[[ Data supplied open ]]
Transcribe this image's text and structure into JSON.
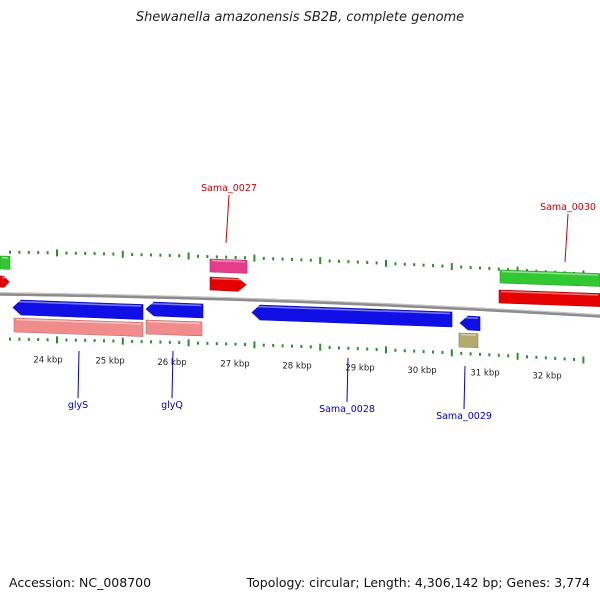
{
  "title": "Shewanella amazonensis SB2B, complete genome",
  "footer": {
    "accession": "Accession: NC_008700",
    "summary": "Topology: circular; Length: 4,306,142 bp; Genes: 3,774"
  },
  "colors": {
    "backbone": "#8c8c8c",
    "ticks": "#2e8b2e",
    "tick_label": "#222222",
    "forward_label": "#cc0000",
    "reverse_label": "#0000cc",
    "blue_gene": "#1010e6",
    "pink_gene": "#f08c8c",
    "red_gene": "#e60000",
    "magenta_gene": "#e63c8c",
    "green_gene": "#32c832",
    "khaki_gene": "#b4aa6e"
  },
  "ruler": {
    "tick_labels": [
      "24 kbp",
      "25 kbp",
      "26 kbp",
      "27 kbp",
      "28 kbp",
      "29 kbp",
      "30 kbp",
      "31 kbp",
      "32 kbp"
    ]
  },
  "gene_labels": {
    "forward": [
      "Sama_0027",
      "Sama_0030"
    ],
    "reverse": [
      "glyS",
      "glyQ",
      "Sama_0028",
      "Sama_0029"
    ]
  }
}
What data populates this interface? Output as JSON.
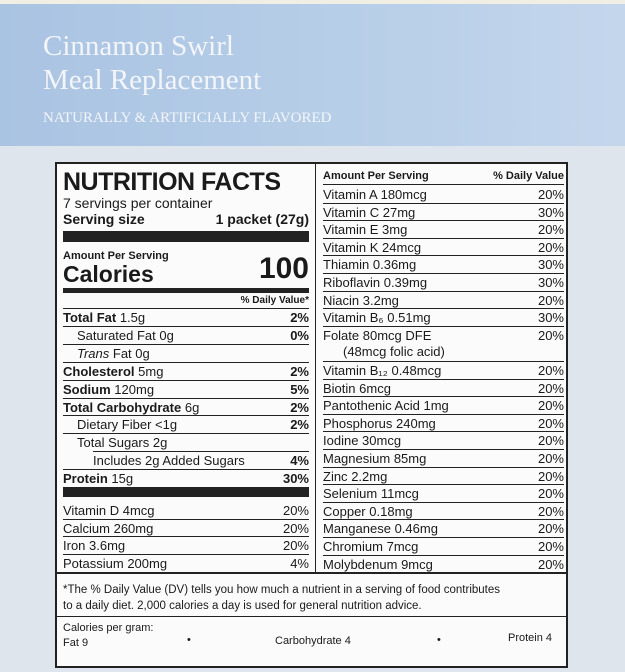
{
  "brand": {
    "title_line1": "Cinnamon Swirl",
    "title_line2": "Meal Replacement",
    "flavor": "NATURALLY & ARTIFICIALLY FLAVORED"
  },
  "facts": {
    "heading": "NUTRITION FACTS",
    "servings": "7 servings per container",
    "serving_size_label": "Serving size",
    "serving_size_value": "1 packet (27g)",
    "amount_per_serving": "Amount Per Serving",
    "calories_label": "Calories",
    "calories_value": "100",
    "dv_header": "% Daily Value*",
    "rows": [
      {
        "name": "Total Fat",
        "amount": "1.5g",
        "dv": "2%"
      },
      {
        "name": "Saturated Fat",
        "amount": "0g",
        "dv": "0%"
      },
      {
        "name": "Trans",
        "amount": "Fat 0g"
      },
      {
        "name": "Cholesterol",
        "amount": "5mg",
        "dv": "2%"
      },
      {
        "name": "Sodium",
        "amount": "120mg",
        "dv": "5%"
      },
      {
        "name": "Total Carbohydrate",
        "amount": "6g",
        "dv": "2%"
      },
      {
        "name": "Dietary Fiber",
        "amount": "<1g",
        "dv": "2%"
      },
      {
        "name": "Total Sugars",
        "amount": "2g"
      },
      {
        "name": "Includes 2g Added Sugars",
        "dv": "4%"
      },
      {
        "name": "Protein",
        "amount": "15g",
        "dv": "30%"
      }
    ],
    "minerals": [
      {
        "name": "Vitamin D",
        "amount": "4mcg",
        "dv": "20%"
      },
      {
        "name": "Calcium",
        "amount": "260mg",
        "dv": "20%"
      },
      {
        "name": "Iron",
        "amount": "3.6mg",
        "dv": "20%"
      },
      {
        "name": "Potassium",
        "amount": "200mg",
        "dv": "4%"
      }
    ]
  },
  "vitamins": {
    "amount_header": "Amount Per Serving",
    "dv_header": "% Daily Value",
    "rows": [
      {
        "name": "Vitamin A",
        "amount": "180mcg",
        "dv": "20%"
      },
      {
        "name": "Vitamin C",
        "amount": "27mg",
        "dv": "30%"
      },
      {
        "name": "Vitamin E",
        "amount": "3mg",
        "dv": "20%"
      },
      {
        "name": "Vitamin K",
        "amount": "24mcg",
        "dv": "20%"
      },
      {
        "name": "Thiamin",
        "amount": "0.36mg",
        "dv": "30%"
      },
      {
        "name": "Riboflavin",
        "amount": "0.39mg",
        "dv": "30%"
      },
      {
        "name": "Niacin",
        "amount": "3.2mg",
        "dv": "20%"
      },
      {
        "name": "Vitamin B₆",
        "amount": "0.51mg",
        "dv": "30%"
      },
      {
        "name": "Folate",
        "amount": "80mcg DFE",
        "dv": "20%",
        "note": "(48mcg folic acid)"
      },
      {
        "name": "Vitamin B₁₂",
        "amount": "0.48mcg",
        "dv": "20%"
      },
      {
        "name": "Biotin",
        "amount": "6mcg",
        "dv": "20%"
      },
      {
        "name": "Pantothenic Acid",
        "amount": "1mg",
        "dv": "20%"
      },
      {
        "name": "Phosphorus",
        "amount": "240mg",
        "dv": "20%"
      },
      {
        "name": "Iodine",
        "amount": "30mcg",
        "dv": "20%"
      },
      {
        "name": "Magnesium",
        "amount": "85mg",
        "dv": "20%"
      },
      {
        "name": "Zinc",
        "amount": "2.2mg",
        "dv": "20%"
      },
      {
        "name": "Selenium",
        "amount": "11mcg",
        "dv": "20%"
      },
      {
        "name": "Copper",
        "amount": "0.18mg",
        "dv": "20%"
      },
      {
        "name": "Manganese",
        "amount": "0.46mg",
        "dv": "20%"
      },
      {
        "name": "Chromium",
        "amount": "7mcg",
        "dv": "20%"
      },
      {
        "name": "Molybdenum",
        "amount": "9mcg",
        "dv": "20%"
      }
    ]
  },
  "footnote": {
    "line1": "*The % Daily Value (DV) tells you how much a nutrient in a serving of food contributes",
    "line2": "to a daily diet. 2,000 calories a day is used for general nutrition advice.",
    "calories_per_gram": "Calories per gram:",
    "fat": "Fat 9",
    "carbohydrate": "Carbohydrate 4",
    "protein": "Protein 4"
  }
}
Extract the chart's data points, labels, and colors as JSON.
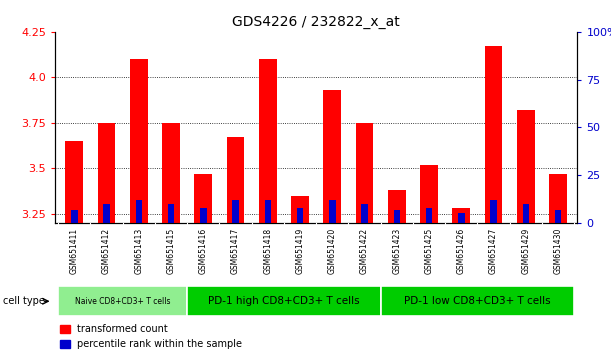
{
  "title": "GDS4226 / 232822_x_at",
  "samples": [
    "GSM651411",
    "GSM651412",
    "GSM651413",
    "GSM651415",
    "GSM651416",
    "GSM651417",
    "GSM651418",
    "GSM651419",
    "GSM651420",
    "GSM651422",
    "GSM651423",
    "GSM651425",
    "GSM651426",
    "GSM651427",
    "GSM651429",
    "GSM651430"
  ],
  "transformed_count": [
    3.65,
    3.75,
    4.1,
    3.75,
    3.47,
    3.67,
    4.1,
    3.35,
    3.93,
    3.75,
    3.38,
    3.52,
    3.28,
    4.17,
    3.82,
    3.47
  ],
  "percentile_rank": [
    7,
    10,
    12,
    10,
    8,
    12,
    12,
    8,
    12,
    10,
    7,
    8,
    5,
    12,
    10,
    7
  ],
  "ylim_left": [
    3.2,
    4.25
  ],
  "ylim_right": [
    0,
    100
  ],
  "yticks_left": [
    3.25,
    3.5,
    3.75,
    4.0,
    4.25
  ],
  "yticks_right": [
    0,
    25,
    50,
    75,
    100
  ],
  "bar_color_red": "#FF0000",
  "bar_color_blue": "#0000CC",
  "cell_type_groups": [
    {
      "label": "Naive CD8+CD3+ T cells",
      "start": 0,
      "end": 4,
      "color": "#90EE90"
    },
    {
      "label": "PD-1 high CD8+CD3+ T cells",
      "start": 4,
      "end": 10,
      "color": "#00CC00"
    },
    {
      "label": "PD-1 low CD8+CD3+ T cells",
      "start": 10,
      "end": 16,
      "color": "#00CC00"
    }
  ],
  "bar_width": 0.55,
  "blue_bar_width": 0.2,
  "background_color": "#FFFFFF",
  "plot_bg_color": "#FFFFFF",
  "grid_color": "#000000",
  "tick_color_left": "#FF0000",
  "tick_color_right": "#0000CC",
  "xlabel_bg": "#D3D3D3",
  "naive_color": "#90EE90",
  "pd1_high_color": "#00CC00",
  "pd1_low_color": "#00CC00"
}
[[ Data supplied closed ]]
### Problem to work on
With the images omitted, repeat all the data word for word.

### Result of this task
Transcribe this image's text and structure into JSON.
{
  "title": "Shewanella amazonensis SB2B, complete genome",
  "footer": {
    "accession": "Accession: NC_008700",
    "summary": "Topology: circular; Length: 4,306,142 bp; Genes: 3,774"
  },
  "colors": {
    "backbone": "#8c8c8c",
    "ticks": "#2e8b2e",
    "tick_label": "#222222",
    "forward_label": "#cc0000",
    "reverse_label": "#0000cc",
    "blue_gene": "#1010e6",
    "pink_gene": "#f08c8c",
    "red_gene": "#e60000",
    "magenta_gene": "#e63c8c",
    "green_gene": "#32c832",
    "khaki_gene": "#b4aa6e"
  },
  "ruler": {
    "tick_labels": [
      "24 kbp",
      "25 kbp",
      "26 kbp",
      "27 kbp",
      "28 kbp",
      "29 kbp",
      "30 kbp",
      "31 kbp",
      "32 kbp"
    ]
  },
  "gene_labels": {
    "forward": [
      "Sama_0027",
      "Sama_0030"
    ],
    "reverse": [
      "glyS",
      "glyQ",
      "Sama_0028",
      "Sama_0029"
    ]
  }
}
What data populates this interface? Output as JSON.
{
  "brand": {
    "title_line1": "Cinnamon Swirl",
    "title_line2": "Meal Replacement",
    "flavor": "NATURALLY & ARTIFICIALLY FLAVORED"
  },
  "facts": {
    "heading": "NUTRITION FACTS",
    "servings": "7 servings per container",
    "serving_size_label": "Serving size",
    "serving_size_value": "1 packet (27g)",
    "amount_per_serving": "Amount Per Serving",
    "calories_label": "Calories",
    "calories_value": "100",
    "dv_header": "% Daily Value*",
    "rows": [
      {
        "name": "Total Fat",
        "amount": "1.5g",
        "dv": "2%"
      },
      {
        "name": "Saturated Fat",
        "amount": "0g",
        "dv": "0%"
      },
      {
        "name": "Trans",
        "amount": "Fat 0g"
      },
      {
        "name": "Cholesterol",
        "amount": "5mg",
        "dv": "2%"
      },
      {
        "name": "Sodium",
        "amount": "120mg",
        "dv": "5%"
      },
      {
        "name": "Total Carbohydrate",
        "amount": "6g",
        "dv": "2%"
      },
      {
        "name": "Dietary Fiber",
        "amount": "<1g",
        "dv": "2%"
      },
      {
        "name": "Total Sugars",
        "amount": "2g"
      },
      {
        "name": "Includes 2g Added Sugars",
        "dv": "4%"
      },
      {
        "name": "Protein",
        "amount": "15g",
        "dv": "30%"
      }
    ],
    "minerals": [
      {
        "name": "Vitamin D",
        "amount": "4mcg",
        "dv": "20%"
      },
      {
        "name": "Calcium",
        "amount": "260mg",
        "dv": "20%"
      },
      {
        "name": "Iron",
        "amount": "3.6mg",
        "dv": "20%"
      },
      {
        "name": "Potassium",
        "amount": "200mg",
        "dv": "4%"
      }
    ]
  },
  "vitamins": {
    "amount_header": "Amount Per Serving",
    "dv_header": "% Daily Value",
    "rows": [
      {
        "name": "Vitamin A",
        "amount": "180mcg",
        "dv": "20%"
      },
      {
        "name": "Vitamin C",
        "amount": "27mg",
        "dv": "30%"
      },
      {
        "name": "Vitamin E",
        "amount": "3mg",
        "dv": "20%"
      },
      {
        "name": "Vitamin K",
        "amount": "24mcg",
        "dv": "20%"
      },
      {
        "name": "Thiamin",
        "amount": "0.36mg",
        "dv": "30%"
      },
      {
        "name": "Riboflavin",
        "amount": "0.39mg",
        "dv": "30%"
      },
      {
        "name": "Niacin",
        "amount": "3.2mg",
        "dv": "20%"
      },
      {
        "name": "Vitamin B₆",
        "amount": "0.51mg",
        "dv": "30%"
      },
      {
        "name": "Folate",
        "amount": "80mcg DFE",
        "dv": "20%",
        "note": "(48mcg folic acid)"
      },
      {
        "name": "Vitamin B₁₂",
        "amount": "0.48mcg",
        "dv": "20%"
      },
      {
        "name": "Biotin",
        "amount": "6mcg",
        "dv": "20%"
      },
      {
        "name": "Pantothenic Acid",
        "amount": "1mg",
        "dv": "20%"
      },
      {
        "name": "Phosphorus",
        "amount": "240mg",
        "dv": "20%"
      },
      {
        "name": "Iodine",
        "amount": "30mcg",
        "dv": "20%"
      },
      {
        "name": "Magnesium",
        "amount": "85mg",
        "dv": "20%"
      },
      {
        "name": "Zinc",
        "amount": "2.2mg",
        "dv": "20%"
      },
      {
        "name": "Selenium",
        "amount": "11mcg",
        "dv": "20%"
      },
      {
        "name": "Copper",
        "amount": "0.18mg",
        "dv": "20%"
      },
      {
        "name": "Manganese",
        "amount": "0.46mg",
        "dv": "20%"
      },
      {
        "name": "Chromium",
        "amount": "7mcg",
        "dv": "20%"
      },
      {
        "name": "Molybdenum",
        "amount": "9mcg",
        "dv": "20%"
      }
    ]
  },
  "footnote": {
    "line1": "*The % Daily Value (DV) tells you how much a nutrient in a serving of food contributes",
    "line2": "to a daily diet. 2,000 calories a day is used for general nutrition advice.",
    "calories_per_gram": "Calories per gram:",
    "fat": "Fat 9",
    "carbohydrate": "Carbohydrate 4",
    "protein": "Protein 4"
  }
}
Extract the chart's data points, labels, and colors as JSON.
{
  "title": "GDS4226 / 232822_x_at",
  "samples": [
    "GSM651411",
    "GSM651412",
    "GSM651413",
    "GSM651415",
    "GSM651416",
    "GSM651417",
    "GSM651418",
    "GSM651419",
    "GSM651420",
    "GSM651422",
    "GSM651423",
    "GSM651425",
    "GSM651426",
    "GSM651427",
    "GSM651429",
    "GSM651430"
  ],
  "transformed_count": [
    3.65,
    3.75,
    4.1,
    3.75,
    3.47,
    3.67,
    4.1,
    3.35,
    3.93,
    3.75,
    3.38,
    3.52,
    3.28,
    4.17,
    3.82,
    3.47
  ],
  "percentile_rank": [
    7,
    10,
    12,
    10,
    8,
    12,
    12,
    8,
    12,
    10,
    7,
    8,
    5,
    12,
    10,
    7
  ],
  "ylim_left": [
    3.2,
    4.25
  ],
  "ylim_right": [
    0,
    100
  ],
  "yticks_left": [
    3.25,
    3.5,
    3.75,
    4.0,
    4.25
  ],
  "yticks_right": [
    0,
    25,
    50,
    75,
    100
  ],
  "bar_color_red": "#FF0000",
  "bar_color_blue": "#0000CC",
  "cell_type_groups": [
    {
      "label": "Naive CD8+CD3+ T cells",
      "start": 0,
      "end": 4,
      "color": "#90EE90"
    },
    {
      "label": "PD-1 high CD8+CD3+ T cells",
      "start": 4,
      "end": 10,
      "color": "#00CC00"
    },
    {
      "label": "PD-1 low CD8+CD3+ T cells",
      "start": 10,
      "end": 16,
      "color": "#00CC00"
    }
  ],
  "bar_width": 0.55,
  "blue_bar_width": 0.2,
  "background_color": "#FFFFFF",
  "plot_bg_color": "#FFFFFF",
  "grid_color": "#000000",
  "tick_color_left": "#FF0000",
  "tick_color_right": "#0000CC",
  "xlabel_bg": "#D3D3D3",
  "naive_color": "#90EE90",
  "pd1_high_color": "#00CC00",
  "pd1_low_color": "#00CC00"
}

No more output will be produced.